▸ Task to carry out:
Read the entries below and pull out each line with the string "persona".

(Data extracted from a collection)
──────────
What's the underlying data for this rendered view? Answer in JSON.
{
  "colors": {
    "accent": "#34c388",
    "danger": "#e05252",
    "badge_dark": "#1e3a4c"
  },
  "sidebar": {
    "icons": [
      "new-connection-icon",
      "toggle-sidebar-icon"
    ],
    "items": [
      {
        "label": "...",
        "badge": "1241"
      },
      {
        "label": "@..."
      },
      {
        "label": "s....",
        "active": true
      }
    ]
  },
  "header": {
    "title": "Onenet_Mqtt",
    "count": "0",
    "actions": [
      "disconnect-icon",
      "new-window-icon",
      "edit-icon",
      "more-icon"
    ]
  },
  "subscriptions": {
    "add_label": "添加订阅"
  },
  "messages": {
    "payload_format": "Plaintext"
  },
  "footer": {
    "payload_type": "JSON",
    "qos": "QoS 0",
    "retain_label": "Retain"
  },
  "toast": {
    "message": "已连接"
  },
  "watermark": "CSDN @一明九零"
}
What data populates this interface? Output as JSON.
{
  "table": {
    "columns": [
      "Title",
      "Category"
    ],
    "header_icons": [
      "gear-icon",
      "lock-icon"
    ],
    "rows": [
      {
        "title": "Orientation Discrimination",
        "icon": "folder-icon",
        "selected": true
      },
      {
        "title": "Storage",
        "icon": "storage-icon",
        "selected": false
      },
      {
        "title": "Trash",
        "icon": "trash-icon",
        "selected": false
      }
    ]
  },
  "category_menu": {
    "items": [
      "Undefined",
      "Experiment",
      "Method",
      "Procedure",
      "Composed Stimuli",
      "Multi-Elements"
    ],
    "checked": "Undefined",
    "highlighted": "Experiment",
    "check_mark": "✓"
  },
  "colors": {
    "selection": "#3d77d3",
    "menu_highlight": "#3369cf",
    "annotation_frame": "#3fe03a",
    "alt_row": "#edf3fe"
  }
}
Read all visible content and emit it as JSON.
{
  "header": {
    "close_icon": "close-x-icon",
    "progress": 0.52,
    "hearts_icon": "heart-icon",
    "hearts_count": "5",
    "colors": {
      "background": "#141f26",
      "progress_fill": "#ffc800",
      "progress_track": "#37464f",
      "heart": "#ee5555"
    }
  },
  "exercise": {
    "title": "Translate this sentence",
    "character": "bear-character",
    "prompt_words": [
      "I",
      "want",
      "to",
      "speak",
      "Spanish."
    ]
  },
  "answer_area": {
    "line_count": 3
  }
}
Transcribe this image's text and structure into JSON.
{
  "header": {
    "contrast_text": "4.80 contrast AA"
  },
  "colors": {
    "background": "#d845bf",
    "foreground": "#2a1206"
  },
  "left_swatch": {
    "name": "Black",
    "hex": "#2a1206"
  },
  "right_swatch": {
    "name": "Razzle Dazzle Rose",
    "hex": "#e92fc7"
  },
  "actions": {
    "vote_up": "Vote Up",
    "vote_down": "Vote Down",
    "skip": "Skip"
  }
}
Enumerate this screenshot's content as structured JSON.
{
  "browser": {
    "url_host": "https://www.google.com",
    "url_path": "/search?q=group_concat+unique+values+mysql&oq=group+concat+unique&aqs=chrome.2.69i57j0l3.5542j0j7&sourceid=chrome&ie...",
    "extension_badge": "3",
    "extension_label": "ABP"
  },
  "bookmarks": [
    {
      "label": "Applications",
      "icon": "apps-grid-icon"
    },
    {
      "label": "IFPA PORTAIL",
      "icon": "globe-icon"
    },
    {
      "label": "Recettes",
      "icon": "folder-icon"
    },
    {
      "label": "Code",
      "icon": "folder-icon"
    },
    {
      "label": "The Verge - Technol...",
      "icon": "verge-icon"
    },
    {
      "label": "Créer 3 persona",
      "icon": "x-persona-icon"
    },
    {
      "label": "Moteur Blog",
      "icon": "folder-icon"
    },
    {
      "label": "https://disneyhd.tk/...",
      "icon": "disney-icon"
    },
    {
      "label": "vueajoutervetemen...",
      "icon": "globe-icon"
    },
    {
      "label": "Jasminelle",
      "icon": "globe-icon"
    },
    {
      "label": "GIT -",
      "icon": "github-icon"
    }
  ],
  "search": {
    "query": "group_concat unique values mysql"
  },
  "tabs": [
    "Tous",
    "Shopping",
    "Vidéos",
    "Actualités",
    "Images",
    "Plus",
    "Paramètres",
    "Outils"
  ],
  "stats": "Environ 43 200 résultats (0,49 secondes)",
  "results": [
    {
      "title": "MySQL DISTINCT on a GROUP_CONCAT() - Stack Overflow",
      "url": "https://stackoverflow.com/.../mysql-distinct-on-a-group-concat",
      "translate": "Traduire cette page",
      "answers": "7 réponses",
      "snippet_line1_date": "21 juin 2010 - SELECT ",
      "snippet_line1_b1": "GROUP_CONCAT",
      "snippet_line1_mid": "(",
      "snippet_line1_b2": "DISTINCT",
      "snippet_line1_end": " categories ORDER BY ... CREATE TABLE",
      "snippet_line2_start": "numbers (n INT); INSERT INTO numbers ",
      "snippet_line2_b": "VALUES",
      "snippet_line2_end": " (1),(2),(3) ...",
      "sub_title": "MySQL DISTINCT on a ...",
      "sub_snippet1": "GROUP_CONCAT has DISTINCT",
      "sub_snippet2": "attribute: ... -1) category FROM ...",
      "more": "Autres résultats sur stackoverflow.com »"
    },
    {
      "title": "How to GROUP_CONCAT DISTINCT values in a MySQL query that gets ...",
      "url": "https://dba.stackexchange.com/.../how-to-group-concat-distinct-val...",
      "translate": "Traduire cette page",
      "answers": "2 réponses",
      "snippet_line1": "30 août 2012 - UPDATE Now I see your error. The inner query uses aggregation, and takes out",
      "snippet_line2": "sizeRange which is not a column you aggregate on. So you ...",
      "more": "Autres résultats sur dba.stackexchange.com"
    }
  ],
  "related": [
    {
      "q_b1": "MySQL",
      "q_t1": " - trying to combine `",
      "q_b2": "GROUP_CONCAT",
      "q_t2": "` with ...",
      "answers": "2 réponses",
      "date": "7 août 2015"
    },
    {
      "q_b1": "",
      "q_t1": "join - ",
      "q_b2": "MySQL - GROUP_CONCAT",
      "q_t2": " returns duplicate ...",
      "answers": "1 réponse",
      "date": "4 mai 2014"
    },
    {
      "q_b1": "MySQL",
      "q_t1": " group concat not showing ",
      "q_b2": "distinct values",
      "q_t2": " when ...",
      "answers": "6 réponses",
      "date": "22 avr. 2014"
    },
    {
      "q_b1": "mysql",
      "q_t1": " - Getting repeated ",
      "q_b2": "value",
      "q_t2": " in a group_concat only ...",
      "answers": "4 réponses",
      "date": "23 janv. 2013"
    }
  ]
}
──────────
▸ Answer to the exercise:
      "label": "Créer 3 persona",
      "icon": "x-persona-icon"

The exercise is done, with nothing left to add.